— START OF Material —

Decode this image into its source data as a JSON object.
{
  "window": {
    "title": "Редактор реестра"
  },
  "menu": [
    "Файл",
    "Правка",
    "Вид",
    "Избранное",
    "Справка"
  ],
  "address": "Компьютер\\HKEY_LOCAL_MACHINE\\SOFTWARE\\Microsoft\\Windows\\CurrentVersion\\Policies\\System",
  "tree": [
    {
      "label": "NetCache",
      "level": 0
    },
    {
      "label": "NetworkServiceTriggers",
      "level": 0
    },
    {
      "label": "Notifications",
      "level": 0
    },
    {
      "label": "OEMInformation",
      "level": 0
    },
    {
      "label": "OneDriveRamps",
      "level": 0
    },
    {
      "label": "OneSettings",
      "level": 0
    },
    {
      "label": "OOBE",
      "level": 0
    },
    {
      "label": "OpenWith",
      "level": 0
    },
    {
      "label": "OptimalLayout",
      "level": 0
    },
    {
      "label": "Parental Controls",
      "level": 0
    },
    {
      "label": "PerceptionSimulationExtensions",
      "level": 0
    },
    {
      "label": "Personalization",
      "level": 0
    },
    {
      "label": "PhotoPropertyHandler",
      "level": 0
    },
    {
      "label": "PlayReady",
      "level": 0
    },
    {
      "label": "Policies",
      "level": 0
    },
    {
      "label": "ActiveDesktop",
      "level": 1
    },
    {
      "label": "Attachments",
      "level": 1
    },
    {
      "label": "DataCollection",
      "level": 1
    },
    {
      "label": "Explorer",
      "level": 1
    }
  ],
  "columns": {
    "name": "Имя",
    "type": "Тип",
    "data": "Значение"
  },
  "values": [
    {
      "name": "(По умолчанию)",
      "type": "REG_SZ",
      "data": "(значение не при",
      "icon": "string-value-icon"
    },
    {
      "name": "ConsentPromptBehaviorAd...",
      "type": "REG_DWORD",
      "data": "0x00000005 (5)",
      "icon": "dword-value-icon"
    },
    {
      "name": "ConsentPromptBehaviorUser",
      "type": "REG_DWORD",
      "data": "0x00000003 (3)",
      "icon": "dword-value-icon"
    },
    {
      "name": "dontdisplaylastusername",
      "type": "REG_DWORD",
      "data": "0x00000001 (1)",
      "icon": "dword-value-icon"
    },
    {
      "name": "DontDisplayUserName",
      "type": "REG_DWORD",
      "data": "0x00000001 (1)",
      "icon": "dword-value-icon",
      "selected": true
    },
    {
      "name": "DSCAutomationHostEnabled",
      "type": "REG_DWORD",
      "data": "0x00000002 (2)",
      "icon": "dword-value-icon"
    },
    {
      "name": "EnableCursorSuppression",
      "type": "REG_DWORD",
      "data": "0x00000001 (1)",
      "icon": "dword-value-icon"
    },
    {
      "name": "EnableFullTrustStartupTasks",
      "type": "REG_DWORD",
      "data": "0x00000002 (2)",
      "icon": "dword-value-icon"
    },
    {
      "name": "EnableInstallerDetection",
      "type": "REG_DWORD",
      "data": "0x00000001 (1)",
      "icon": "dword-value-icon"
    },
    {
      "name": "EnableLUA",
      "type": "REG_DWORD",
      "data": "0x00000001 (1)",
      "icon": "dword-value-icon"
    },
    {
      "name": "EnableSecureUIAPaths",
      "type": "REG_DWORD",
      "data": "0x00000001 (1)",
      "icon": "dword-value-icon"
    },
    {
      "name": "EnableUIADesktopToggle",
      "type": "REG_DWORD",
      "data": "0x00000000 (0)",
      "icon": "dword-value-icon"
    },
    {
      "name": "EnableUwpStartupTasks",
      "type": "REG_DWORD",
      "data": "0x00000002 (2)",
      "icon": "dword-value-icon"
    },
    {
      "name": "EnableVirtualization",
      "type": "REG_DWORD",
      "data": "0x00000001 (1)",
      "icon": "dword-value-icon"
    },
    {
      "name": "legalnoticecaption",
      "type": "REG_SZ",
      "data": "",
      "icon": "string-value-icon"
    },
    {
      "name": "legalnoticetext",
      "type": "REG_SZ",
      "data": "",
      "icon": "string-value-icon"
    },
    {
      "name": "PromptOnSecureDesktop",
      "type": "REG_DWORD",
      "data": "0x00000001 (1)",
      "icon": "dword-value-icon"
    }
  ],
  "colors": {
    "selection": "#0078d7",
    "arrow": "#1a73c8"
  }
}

— END OF Material —

▶ _Given request_
Going over the lines above, work out how many include "Policies", then give only that number.

▶ _Answer to the task_
2